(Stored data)
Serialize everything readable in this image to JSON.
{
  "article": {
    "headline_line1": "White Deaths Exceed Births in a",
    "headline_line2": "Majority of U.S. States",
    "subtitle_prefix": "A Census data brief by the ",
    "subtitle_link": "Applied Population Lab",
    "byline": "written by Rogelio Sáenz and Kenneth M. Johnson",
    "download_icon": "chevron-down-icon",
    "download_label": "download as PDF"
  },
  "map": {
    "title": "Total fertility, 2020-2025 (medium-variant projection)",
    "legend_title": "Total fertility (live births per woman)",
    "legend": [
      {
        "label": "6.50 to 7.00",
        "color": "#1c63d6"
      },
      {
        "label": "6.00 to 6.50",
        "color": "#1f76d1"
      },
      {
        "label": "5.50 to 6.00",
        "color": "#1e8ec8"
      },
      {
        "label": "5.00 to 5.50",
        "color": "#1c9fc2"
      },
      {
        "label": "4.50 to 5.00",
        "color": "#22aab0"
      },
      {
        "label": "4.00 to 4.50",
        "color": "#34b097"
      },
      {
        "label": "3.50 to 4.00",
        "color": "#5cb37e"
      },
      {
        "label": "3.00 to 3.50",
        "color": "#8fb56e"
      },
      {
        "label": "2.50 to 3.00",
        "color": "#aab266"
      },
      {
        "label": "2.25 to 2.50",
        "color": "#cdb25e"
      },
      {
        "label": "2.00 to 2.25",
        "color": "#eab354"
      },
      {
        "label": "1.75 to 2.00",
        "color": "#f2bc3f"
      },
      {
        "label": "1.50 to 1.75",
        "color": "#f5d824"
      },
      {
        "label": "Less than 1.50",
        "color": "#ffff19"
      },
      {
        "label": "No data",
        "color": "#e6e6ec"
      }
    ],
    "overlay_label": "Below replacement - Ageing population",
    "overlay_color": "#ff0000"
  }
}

--

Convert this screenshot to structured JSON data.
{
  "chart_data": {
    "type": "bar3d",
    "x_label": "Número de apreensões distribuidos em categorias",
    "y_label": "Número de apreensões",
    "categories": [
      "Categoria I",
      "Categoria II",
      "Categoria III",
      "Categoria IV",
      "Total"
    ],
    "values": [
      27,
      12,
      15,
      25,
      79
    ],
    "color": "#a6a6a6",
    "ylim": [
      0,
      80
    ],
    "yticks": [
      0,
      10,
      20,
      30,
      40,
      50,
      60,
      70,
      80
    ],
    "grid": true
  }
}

- [What needs to be done] Copy every line above that includes the string "Número".

- [Solution below]
    "x_label": "Número de apreensões distribuidos em categorias",
    "y_label": "Número de apreensões",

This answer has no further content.